What you need to do: Return every line below in which "label" appears.

::::::::

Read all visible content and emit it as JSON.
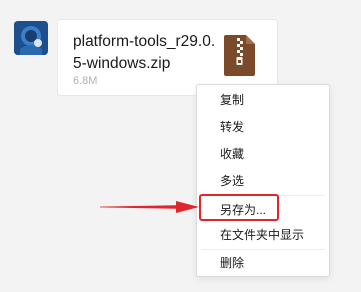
{
  "message": {
    "file_name": "platform-tools_r29.0.5-windows.zip",
    "file_size": "6.8M",
    "file_icon": "zip-archive-icon",
    "avatar_icon": "user-avatar"
  },
  "context_menu": {
    "items": [
      {
        "label": "复制"
      },
      {
        "label": "转发"
      },
      {
        "label": "收藏"
      },
      {
        "label": "多选"
      },
      {
        "label": "另存为..."
      },
      {
        "label": "在文件夹中显示"
      },
      {
        "label": "删除"
      }
    ],
    "highlighted_item": "另存为..."
  },
  "annotation": {
    "color": "#e0262c",
    "type": "red-arrow-pointing-right"
  },
  "colors": {
    "background": "#f3f3f3",
    "zip_brown": "#7a4a2b",
    "highlight": "#e0262c"
  }
}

::::::::

Task solution:
        "label": "复制"
        "label": "转发"
        "label": "收藏"
        "label": "多选"
        "label": "另存为..."
        "label": "在文件夹中显示"
        "label": "删除"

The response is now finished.